Data in this exercise.
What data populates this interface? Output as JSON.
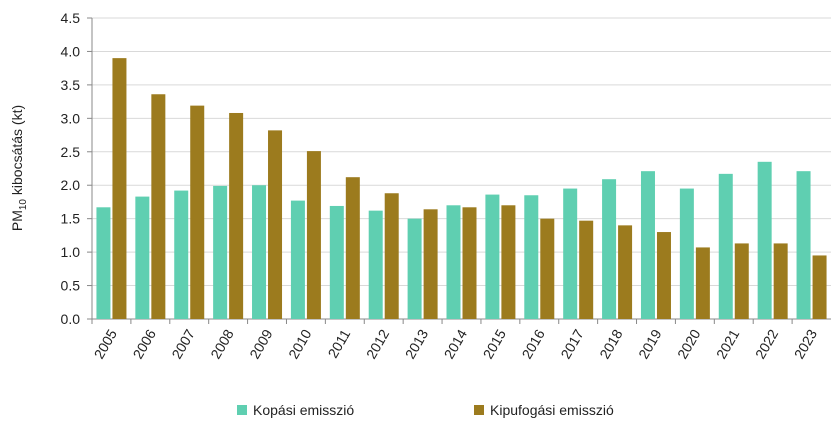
{
  "chart_data": {
    "type": "bar",
    "y_label": {
      "text": "PM",
      "sub": "10",
      "rest": " kibocsátás (kt)"
    },
    "categories": [
      "2005",
      "2006",
      "2007",
      "2008",
      "2009",
      "2010",
      "2011",
      "2012",
      "2013",
      "2014",
      "2015",
      "2016",
      "2017",
      "2018",
      "2019",
      "2020",
      "2021",
      "2022",
      "2023"
    ],
    "series": [
      {
        "name": "Kopási emisszió",
        "color": "#5fcfb1",
        "values": [
          1.67,
          1.83,
          1.92,
          1.99,
          2.0,
          1.77,
          1.69,
          1.62,
          1.5,
          1.7,
          1.86,
          1.85,
          1.95,
          2.09,
          2.21,
          1.95,
          2.17,
          2.35,
          2.21
        ]
      },
      {
        "name": "Kipufogási emisszió",
        "color": "#9c7b1e",
        "values": [
          3.9,
          3.36,
          3.19,
          3.08,
          2.82,
          2.51,
          2.12,
          1.88,
          1.64,
          1.67,
          1.7,
          1.5,
          1.47,
          1.4,
          1.3,
          1.07,
          1.13,
          1.13,
          0.95
        ]
      }
    ],
    "ylim": [
      0,
      4.5
    ],
    "yticks": [
      {
        "value": 0,
        "label": "0.0"
      },
      0.5,
      {
        "value": 1,
        "label": "1.0"
      },
      1.5,
      {
        "value": 2,
        "label": "2.0"
      },
      2.5,
      {
        "value": 3,
        "label": "3.0"
      },
      3.5,
      {
        "value": 4,
        "label": "4.0"
      },
      4.5
    ],
    "grid": true
  }
}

Task goal.
Quote the entries above word for word. Leave the images out.

Task solution.
What data populates this interface? Output as JSON.
{
  "chart_data": {
    "type": "bar",
    "y_label": {
      "text": "PM",
      "sub": "10",
      "rest": " kibocsátás (kt)"
    },
    "categories": [
      "2005",
      "2006",
      "2007",
      "2008",
      "2009",
      "2010",
      "2011",
      "2012",
      "2013",
      "2014",
      "2015",
      "2016",
      "2017",
      "2018",
      "2019",
      "2020",
      "2021",
      "2022",
      "2023"
    ],
    "series": [
      {
        "name": "Kopási emisszió",
        "color": "#5fcfb1",
        "values": [
          1.67,
          1.83,
          1.92,
          1.99,
          2.0,
          1.77,
          1.69,
          1.62,
          1.5,
          1.7,
          1.86,
          1.85,
          1.95,
          2.09,
          2.21,
          1.95,
          2.17,
          2.35,
          2.21
        ]
      },
      {
        "name": "Kipufogási emisszió",
        "color": "#9c7b1e",
        "values": [
          3.9,
          3.36,
          3.19,
          3.08,
          2.82,
          2.51,
          2.12,
          1.88,
          1.64,
          1.67,
          1.7,
          1.5,
          1.47,
          1.4,
          1.3,
          1.07,
          1.13,
          1.13,
          0.95
        ]
      }
    ],
    "ylim": [
      0,
      4.5
    ],
    "yticks": [
      {
        "value": 0,
        "label": "0.0"
      },
      0.5,
      {
        "value": 1,
        "label": "1.0"
      },
      1.5,
      {
        "value": 2,
        "label": "2.0"
      },
      2.5,
      {
        "value": 3,
        "label": "3.0"
      },
      3.5,
      {
        "value": 4,
        "label": "4.0"
      },
      4.5
    ],
    "grid": true
  }
}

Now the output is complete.